Closed yexiguafuqihao closed 7 years ago

yexiguafuqihao commented 7 years ago

It's a nice job and I wonder where is the ROIAlign layer or it does not implemented yet?

CharlesShang commented 7 years ago

Haha, I've spent one whole day to implement it in C++. Found tf already has an op tf.image.crop_and_resize, and its differentiable.

amrit110 commented 7 years ago

Nice work, is it then just to use that layer and fix the quantization according to the paper assuming the resize operation is done using bilinear interp. I was going to attempt that.

CharlesShang commented 7 years ago

@amrit110, I guess so.

xiaoxingzeng commented 7 years ago

@CharlesShang ,I can implemented the roialign layer in py-faster-rcnn with crop_and_resize in tensorflow?

Dataset excerpts =>
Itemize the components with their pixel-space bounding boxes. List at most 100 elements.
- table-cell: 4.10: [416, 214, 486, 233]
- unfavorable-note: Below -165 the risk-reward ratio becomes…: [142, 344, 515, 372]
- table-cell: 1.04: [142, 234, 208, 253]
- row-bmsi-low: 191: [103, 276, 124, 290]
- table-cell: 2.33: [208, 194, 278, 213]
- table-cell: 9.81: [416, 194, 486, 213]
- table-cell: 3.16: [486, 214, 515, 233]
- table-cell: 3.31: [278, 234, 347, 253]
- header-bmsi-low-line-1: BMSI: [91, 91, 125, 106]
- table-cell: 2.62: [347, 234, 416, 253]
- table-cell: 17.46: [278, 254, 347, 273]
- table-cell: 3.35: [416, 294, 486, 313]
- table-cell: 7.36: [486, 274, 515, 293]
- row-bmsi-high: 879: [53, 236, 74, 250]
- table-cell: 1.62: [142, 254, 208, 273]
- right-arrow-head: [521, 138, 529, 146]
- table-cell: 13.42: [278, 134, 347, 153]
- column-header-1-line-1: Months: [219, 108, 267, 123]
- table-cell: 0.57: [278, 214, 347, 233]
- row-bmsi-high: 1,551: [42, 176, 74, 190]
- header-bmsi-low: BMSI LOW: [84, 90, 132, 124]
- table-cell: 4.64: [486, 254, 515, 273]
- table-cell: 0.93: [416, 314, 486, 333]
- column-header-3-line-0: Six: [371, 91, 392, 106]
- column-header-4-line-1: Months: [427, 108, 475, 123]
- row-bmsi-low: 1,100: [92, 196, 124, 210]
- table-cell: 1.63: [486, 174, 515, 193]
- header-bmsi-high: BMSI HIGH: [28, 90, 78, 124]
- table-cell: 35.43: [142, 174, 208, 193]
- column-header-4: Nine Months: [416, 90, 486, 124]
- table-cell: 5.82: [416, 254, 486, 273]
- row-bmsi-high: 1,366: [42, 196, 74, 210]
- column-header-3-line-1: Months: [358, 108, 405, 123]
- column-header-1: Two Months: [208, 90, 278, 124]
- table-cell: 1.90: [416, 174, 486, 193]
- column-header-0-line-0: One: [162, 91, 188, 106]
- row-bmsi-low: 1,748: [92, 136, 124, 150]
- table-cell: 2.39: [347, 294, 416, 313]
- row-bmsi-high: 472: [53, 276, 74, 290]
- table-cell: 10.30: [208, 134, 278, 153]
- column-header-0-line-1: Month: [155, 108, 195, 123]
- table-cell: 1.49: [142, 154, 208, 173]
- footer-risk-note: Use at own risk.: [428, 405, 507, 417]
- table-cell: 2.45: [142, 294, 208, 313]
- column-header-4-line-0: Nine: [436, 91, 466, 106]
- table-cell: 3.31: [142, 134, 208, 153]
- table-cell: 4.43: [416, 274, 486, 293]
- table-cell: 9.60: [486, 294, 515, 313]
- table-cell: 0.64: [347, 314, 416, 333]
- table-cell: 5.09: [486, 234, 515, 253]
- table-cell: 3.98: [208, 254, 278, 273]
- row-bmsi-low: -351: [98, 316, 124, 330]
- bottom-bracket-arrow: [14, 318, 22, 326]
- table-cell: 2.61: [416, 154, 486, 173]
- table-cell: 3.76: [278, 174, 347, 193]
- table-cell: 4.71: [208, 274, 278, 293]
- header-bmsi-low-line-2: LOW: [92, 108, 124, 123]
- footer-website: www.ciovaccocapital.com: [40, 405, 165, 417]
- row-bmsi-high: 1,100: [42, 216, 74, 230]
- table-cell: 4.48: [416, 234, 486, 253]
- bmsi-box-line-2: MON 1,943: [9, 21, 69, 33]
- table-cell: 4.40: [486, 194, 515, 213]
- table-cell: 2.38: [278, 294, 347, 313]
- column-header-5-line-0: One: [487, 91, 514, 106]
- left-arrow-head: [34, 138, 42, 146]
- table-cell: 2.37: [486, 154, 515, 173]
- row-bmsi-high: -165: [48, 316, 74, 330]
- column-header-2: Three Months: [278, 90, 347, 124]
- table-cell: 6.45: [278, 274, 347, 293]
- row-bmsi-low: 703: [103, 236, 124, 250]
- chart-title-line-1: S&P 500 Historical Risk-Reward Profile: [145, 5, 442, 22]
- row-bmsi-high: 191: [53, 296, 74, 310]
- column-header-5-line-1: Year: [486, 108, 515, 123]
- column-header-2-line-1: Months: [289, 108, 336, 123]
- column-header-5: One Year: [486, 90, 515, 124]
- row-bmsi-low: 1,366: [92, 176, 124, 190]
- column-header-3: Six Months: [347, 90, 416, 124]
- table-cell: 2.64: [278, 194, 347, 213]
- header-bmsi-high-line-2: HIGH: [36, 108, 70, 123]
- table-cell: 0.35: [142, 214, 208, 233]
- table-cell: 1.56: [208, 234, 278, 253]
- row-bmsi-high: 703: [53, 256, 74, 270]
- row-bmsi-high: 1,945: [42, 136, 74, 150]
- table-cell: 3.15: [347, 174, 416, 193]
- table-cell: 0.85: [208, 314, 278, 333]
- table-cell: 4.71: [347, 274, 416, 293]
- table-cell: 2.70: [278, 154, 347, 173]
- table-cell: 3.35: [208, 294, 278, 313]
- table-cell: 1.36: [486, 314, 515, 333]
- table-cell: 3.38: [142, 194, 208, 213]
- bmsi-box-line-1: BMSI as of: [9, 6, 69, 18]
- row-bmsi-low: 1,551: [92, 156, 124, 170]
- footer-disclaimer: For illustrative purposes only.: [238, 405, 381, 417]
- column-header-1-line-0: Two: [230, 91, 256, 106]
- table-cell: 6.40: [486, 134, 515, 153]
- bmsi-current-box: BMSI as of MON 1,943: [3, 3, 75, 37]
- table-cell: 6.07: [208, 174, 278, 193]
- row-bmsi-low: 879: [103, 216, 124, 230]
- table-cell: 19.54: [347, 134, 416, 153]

Required work =>
A. Answer these questions using the ROIAlign thread:
(i) Which layer does yexiguafuqihao ask about?
(ii) In which language did CharlesShang spend a whole day implementing it?
(iii) What interpolation method does amrit110 assume the resize operation uses?
B. Extract the part of the ROIAlign thread starting with "amrit110 commented 7" and going on through "crop_and_resize in tensorflow?".
The listing has no connection to the ROIAlign thread.

Answers per task =>
A.
(i) The ROIAlign layer.
(ii) C++.
(iii) Bilinear interpolation.

B.
amrit110 commented 7 years ago

Nice work, is it then just to use that layer and fix the quantization according to the paper assuming the resize operation is done using bilinear interp. I was going to attempt that.

CharlesShang commented 7 years ago

@amrit110, I guess so.

xiaoxingzeng commented 7 years ago

@CharlesShang ,I can implemented the roialign layer in py-faster-rcnn with crop_and_resize in tensorflow?